WHAT TO PRODUCE
Reproduce every record below exactly as written, leaving out any pictures.
++++++++
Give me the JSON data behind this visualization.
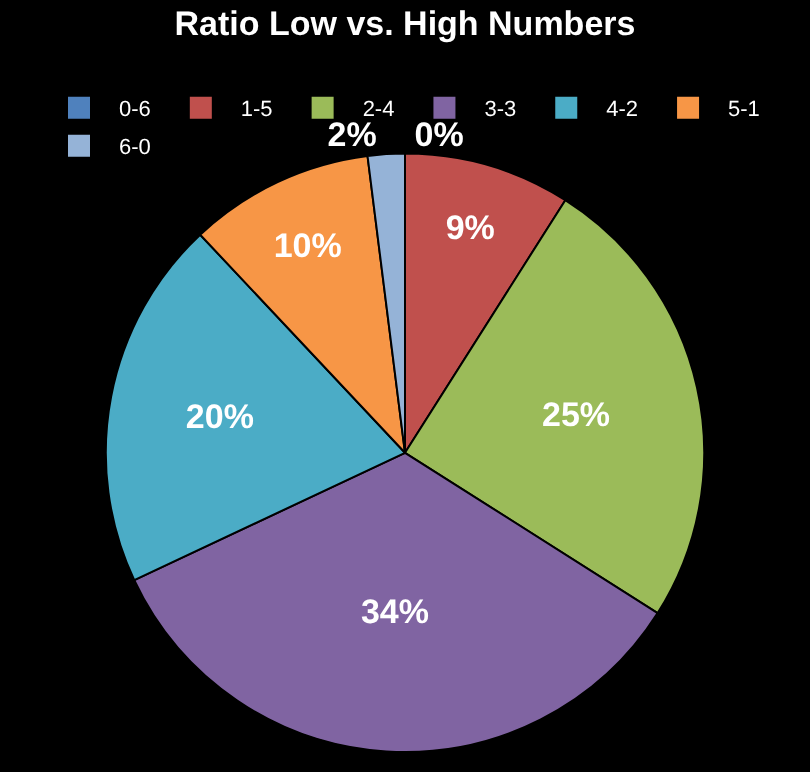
{
  "chart_data": {
    "type": "pie",
    "title": "Ratio Low vs. High Numbers",
    "categories": [
      "0-6",
      "1-5",
      "2-4",
      "3-3",
      "4-2",
      "5-1",
      "6-0"
    ],
    "values": [
      0,
      9,
      25,
      34,
      20,
      10,
      2
    ],
    "value_labels": [
      "0%",
      "9%",
      "25%",
      "34%",
      "20%",
      "10%",
      "2%"
    ],
    "colors": [
      "#4f81bd",
      "#c0504d",
      "#9bbb59",
      "#8064a2",
      "#4bacc6",
      "#f79646",
      "#95b3d7"
    ],
    "legend": "top"
  }
}
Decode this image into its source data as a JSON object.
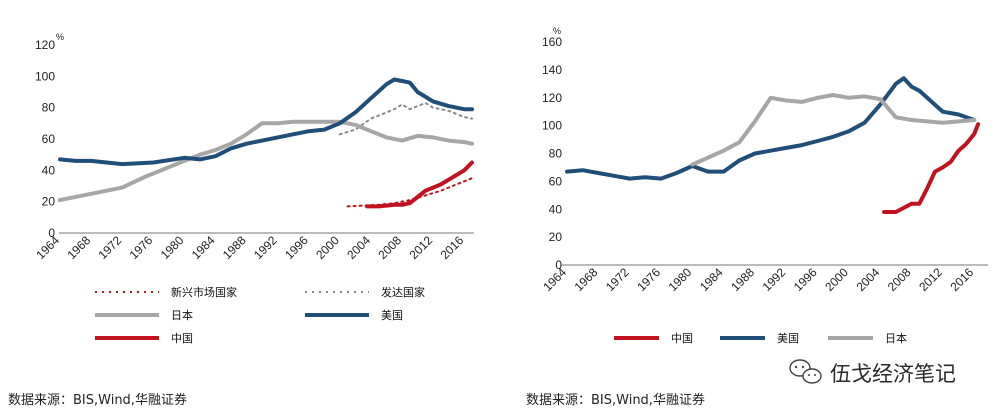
{
  "chart_data": [
    {
      "type": "line",
      "unit_label": "%",
      "ylim": [
        0,
        120
      ],
      "y_ticks": [
        0,
        20,
        40,
        60,
        80,
        100,
        120
      ],
      "xlim": [
        1964,
        2017
      ],
      "x_ticks": [
        1964,
        1968,
        1972,
        1976,
        1980,
        1984,
        1988,
        1992,
        1996,
        2000,
        2004,
        2008,
        2012,
        2016
      ],
      "grid": false,
      "legend_position": "bottom",
      "series": [
        {
          "name": "新兴市场国家",
          "color": "#c0121f",
          "style": "dotted",
          "x": [
            2001,
            2003,
            2005,
            2007,
            2009,
            2011,
            2013,
            2015,
            2017
          ],
          "y": [
            17,
            17.5,
            18,
            19,
            21,
            24,
            27,
            31,
            35
          ]
        },
        {
          "name": "发达国家",
          "color": "#8a8a8a",
          "style": "dotted",
          "x": [
            2000,
            2002,
            2004,
            2006,
            2007,
            2008,
            2009,
            2010,
            2011,
            2012,
            2014,
            2016,
            2017
          ],
          "y": [
            63,
            66,
            73,
            77,
            79,
            82,
            79,
            81,
            83,
            80,
            78,
            74,
            73
          ]
        },
        {
          "name": "日本",
          "color": "#a6a6a6",
          "style": "solid",
          "x": [
            1964,
            1968,
            1972,
            1975,
            1978,
            1980,
            1982,
            1984,
            1986,
            1988,
            1990,
            1992,
            1994,
            1996,
            1998,
            2000,
            2002,
            2004,
            2006,
            2008,
            2010,
            2012,
            2014,
            2016,
            2017
          ],
          "y": [
            21,
            25,
            29,
            36,
            42,
            46,
            50,
            53,
            57,
            63,
            70,
            70,
            71,
            71,
            71,
            71,
            69,
            65,
            61,
            59,
            62,
            61,
            59,
            58,
            57
          ]
        },
        {
          "name": "美国",
          "color": "#1f4e79",
          "style": "solid",
          "x": [
            1964,
            1966,
            1968,
            1970,
            1972,
            1976,
            1980,
            1982,
            1984,
            1986,
            1988,
            1990,
            1992,
            1994,
            1996,
            1998,
            2000,
            2002,
            2004,
            2006,
            2007,
            2008,
            2009,
            2010,
            2012,
            2014,
            2016,
            2017
          ],
          "y": [
            47,
            46,
            46,
            45,
            44,
            45,
            48,
            47,
            49,
            54,
            57,
            59,
            61,
            63,
            65,
            66,
            70,
            77,
            86,
            95,
            98,
            97,
            96,
            90,
            84,
            81,
            79,
            79
          ]
        },
        {
          "name": "中国",
          "color": "#c0121f",
          "style": "solid",
          "x": [
            2003.5,
            2005,
            2006,
            2007,
            2008,
            2009,
            2010,
            2011,
            2012,
            2013,
            2014,
            2015,
            2016,
            2017
          ],
          "y": [
            17,
            17,
            17.5,
            18,
            18,
            19,
            23,
            27,
            29,
            31,
            34,
            37,
            40,
            45
          ]
        }
      ]
    },
    {
      "type": "line",
      "unit_label": "%",
      "ylim": [
        0,
        160
      ],
      "y_ticks": [
        0,
        20,
        40,
        60,
        80,
        100,
        120,
        140,
        160
      ],
      "xlim": [
        1964,
        2017
      ],
      "x_ticks": [
        1964,
        1968,
        1972,
        1976,
        1980,
        1984,
        1988,
        1992,
        1996,
        2000,
        2004,
        2008,
        2012,
        2016
      ],
      "grid": false,
      "legend_position": "bottom",
      "series": [
        {
          "name": "中国",
          "color": "#c0121f",
          "style": "solid",
          "x": [
            2004.5,
            2006,
            2007,
            2008,
            2009,
            2010,
            2011,
            2012,
            2013,
            2014,
            2015,
            2016,
            2016.5
          ],
          "y": [
            38,
            38,
            41,
            44,
            44,
            55,
            67,
            70,
            74,
            82,
            87,
            94,
            101
          ]
        },
        {
          "name": "美国",
          "color": "#1f4e79",
          "style": "solid",
          "x": [
            1964,
            1966,
            1968,
            1970,
            1972,
            1974,
            1976,
            1978,
            1980,
            1982,
            1984,
            1986,
            1988,
            1990,
            1992,
            1994,
            1996,
            1998,
            2000,
            2002,
            2004,
            2006,
            2007,
            2008,
            2009,
            2010,
            2012,
            2014,
            2016
          ],
          "y": [
            67,
            68,
            66,
            64,
            62,
            63,
            62,
            66,
            71,
            67,
            67,
            75,
            80,
            82,
            84,
            86,
            89,
            92,
            96,
            102,
            115,
            130,
            134,
            128,
            125,
            120,
            110,
            108,
            104
          ]
        },
        {
          "name": "日本",
          "color": "#a6a6a6",
          "style": "solid",
          "x": [
            1980,
            1982,
            1984,
            1986,
            1988,
            1990,
            1992,
            1994,
            1996,
            1998,
            2000,
            2002,
            2004,
            2006,
            2008,
            2010,
            2012,
            2014,
            2016
          ],
          "y": [
            72,
            77,
            82,
            88,
            103,
            120,
            118,
            117,
            120,
            122,
            120,
            121,
            119,
            106,
            104,
            103,
            102,
            103,
            104
          ]
        }
      ]
    }
  ],
  "source_left": "数据来源：BIS,Wind,华融证券",
  "source_right": "数据来源：BIS,Wind,华融证券",
  "watermark": {
    "text": "伍戈经济笔记",
    "icon": "wechat-icon"
  }
}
++++++++
ANSWER TO THIS EXERCISE
Give me the JSON data behind this visualization.
{
  "chart_data": {
    "type": "pie",
    "title": "Ratio Low vs. High Numbers",
    "categories": [
      "0-6",
      "1-5",
      "2-4",
      "3-3",
      "4-2",
      "5-1",
      "6-0"
    ],
    "values": [
      0,
      9,
      25,
      34,
      20,
      10,
      2
    ],
    "value_labels": [
      "0%",
      "9%",
      "25%",
      "34%",
      "20%",
      "10%",
      "2%"
    ],
    "colors": [
      "#4f81bd",
      "#c0504d",
      "#9bbb59",
      "#8064a2",
      "#4bacc6",
      "#f79646",
      "#95b3d7"
    ],
    "legend": "top"
  }
}
Decode this image into its source data as a JSON object.
{
  "chart_data": [
    {
      "type": "line",
      "unit_label": "%",
      "ylim": [
        0,
        120
      ],
      "y_ticks": [
        0,
        20,
        40,
        60,
        80,
        100,
        120
      ],
      "xlim": [
        1964,
        2017
      ],
      "x_ticks": [
        1964,
        1968,
        1972,
        1976,
        1980,
        1984,
        1988,
        1992,
        1996,
        2000,
        2004,
        2008,
        2012,
        2016
      ],
      "grid": false,
      "legend_position": "bottom",
      "series": [
        {
          "name": "新兴市场国家",
          "color": "#c0121f",
          "style": "dotted",
          "x": [
            2001,
            2003,
            2005,
            2007,
            2009,
            2011,
            2013,
            2015,
            2017
          ],
          "y": [
            17,
            17.5,
            18,
            19,
            21,
            24,
            27,
            31,
            35
          ]
        },
        {
          "name": "发达国家",
          "color": "#8a8a8a",
          "style": "dotted",
          "x": [
            2000,
            2002,
            2004,
            2006,
            2007,
            2008,
            2009,
            2010,
            2011,
            2012,
            2014,
            2016,
            2017
          ],
          "y": [
            63,
            66,
            73,
            77,
            79,
            82,
            79,
            81,
            83,
            80,
            78,
            74,
            73
          ]
        },
        {
          "name": "日本",
          "color": "#a6a6a6",
          "style": "solid",
          "x": [
            1964,
            1968,
            1972,
            1975,
            1978,
            1980,
            1982,
            1984,
            1986,
            1988,
            1990,
            1992,
            1994,
            1996,
            1998,
            2000,
            2002,
            2004,
            2006,
            2008,
            2010,
            2012,
            2014,
            2016,
            2017
          ],
          "y": [
            21,
            25,
            29,
            36,
            42,
            46,
            50,
            53,
            57,
            63,
            70,
            70,
            71,
            71,
            71,
            71,
            69,
            65,
            61,
            59,
            62,
            61,
            59,
            58,
            57
          ]
        },
        {
          "name": "美国",
          "color": "#1f4e79",
          "style": "solid",
          "x": [
            1964,
            1966,
            1968,
            1970,
            1972,
            1976,
            1980,
            1982,
            1984,
            1986,
            1988,
            1990,
            1992,
            1994,
            1996,
            1998,
            2000,
            2002,
            2004,
            2006,
            2007,
            2008,
            2009,
            2010,
            2012,
            2014,
            2016,
            2017
          ],
          "y": [
            47,
            46,
            46,
            45,
            44,
            45,
            48,
            47,
            49,
            54,
            57,
            59,
            61,
            63,
            65,
            66,
            70,
            77,
            86,
            95,
            98,
            97,
            96,
            90,
            84,
            81,
            79,
            79
          ]
        },
        {
          "name": "中国",
          "color": "#c0121f",
          "style": "solid",
          "x": [
            2003.5,
            2005,
            2006,
            2007,
            2008,
            2009,
            2010,
            2011,
            2012,
            2013,
            2014,
            2015,
            2016,
            2017
          ],
          "y": [
            17,
            17,
            17.5,
            18,
            18,
            19,
            23,
            27,
            29,
            31,
            34,
            37,
            40,
            45
          ]
        }
      ]
    },
    {
      "type": "line",
      "unit_label": "%",
      "ylim": [
        0,
        160
      ],
      "y_ticks": [
        0,
        20,
        40,
        60,
        80,
        100,
        120,
        140,
        160
      ],
      "xlim": [
        1964,
        2017
      ],
      "x_ticks": [
        1964,
        1968,
        1972,
        1976,
        1980,
        1984,
        1988,
        1992,
        1996,
        2000,
        2004,
        2008,
        2012,
        2016
      ],
      "grid": false,
      "legend_position": "bottom",
      "series": [
        {
          "name": "中国",
          "color": "#c0121f",
          "style": "solid",
          "x": [
            2004.5,
            2006,
            2007,
            2008,
            2009,
            2010,
            2011,
            2012,
            2013,
            2014,
            2015,
            2016,
            2016.5
          ],
          "y": [
            38,
            38,
            41,
            44,
            44,
            55,
            67,
            70,
            74,
            82,
            87,
            94,
            101
          ]
        },
        {
          "name": "美国",
          "color": "#1f4e79",
          "style": "solid",
          "x": [
            1964,
            1966,
            1968,
            1970,
            1972,
            1974,
            1976,
            1978,
            1980,
            1982,
            1984,
            1986,
            1988,
            1990,
            1992,
            1994,
            1996,
            1998,
            2000,
            2002,
            2004,
            2006,
            2007,
            2008,
            2009,
            2010,
            2012,
            2014,
            2016
          ],
          "y": [
            67,
            68,
            66,
            64,
            62,
            63,
            62,
            66,
            71,
            67,
            67,
            75,
            80,
            82,
            84,
            86,
            89,
            92,
            96,
            102,
            115,
            130,
            134,
            128,
            125,
            120,
            110,
            108,
            104
          ]
        },
        {
          "name": "日本",
          "color": "#a6a6a6",
          "style": "solid",
          "x": [
            1980,
            1982,
            1984,
            1986,
            1988,
            1990,
            1992,
            1994,
            1996,
            1998,
            2000,
            2002,
            2004,
            2006,
            2008,
            2010,
            2012,
            2014,
            2016
          ],
          "y": [
            72,
            77,
            82,
            88,
            103,
            120,
            118,
            117,
            120,
            122,
            120,
            121,
            119,
            106,
            104,
            103,
            102,
            103,
            104
          ]
        }
      ]
    }
  ],
  "source_left": "数据来源：BIS,Wind,华融证券",
  "source_right": "数据来源：BIS,Wind,华融证券",
  "watermark": {
    "text": "伍戈经济笔记",
    "icon": "wechat-icon"
  }
}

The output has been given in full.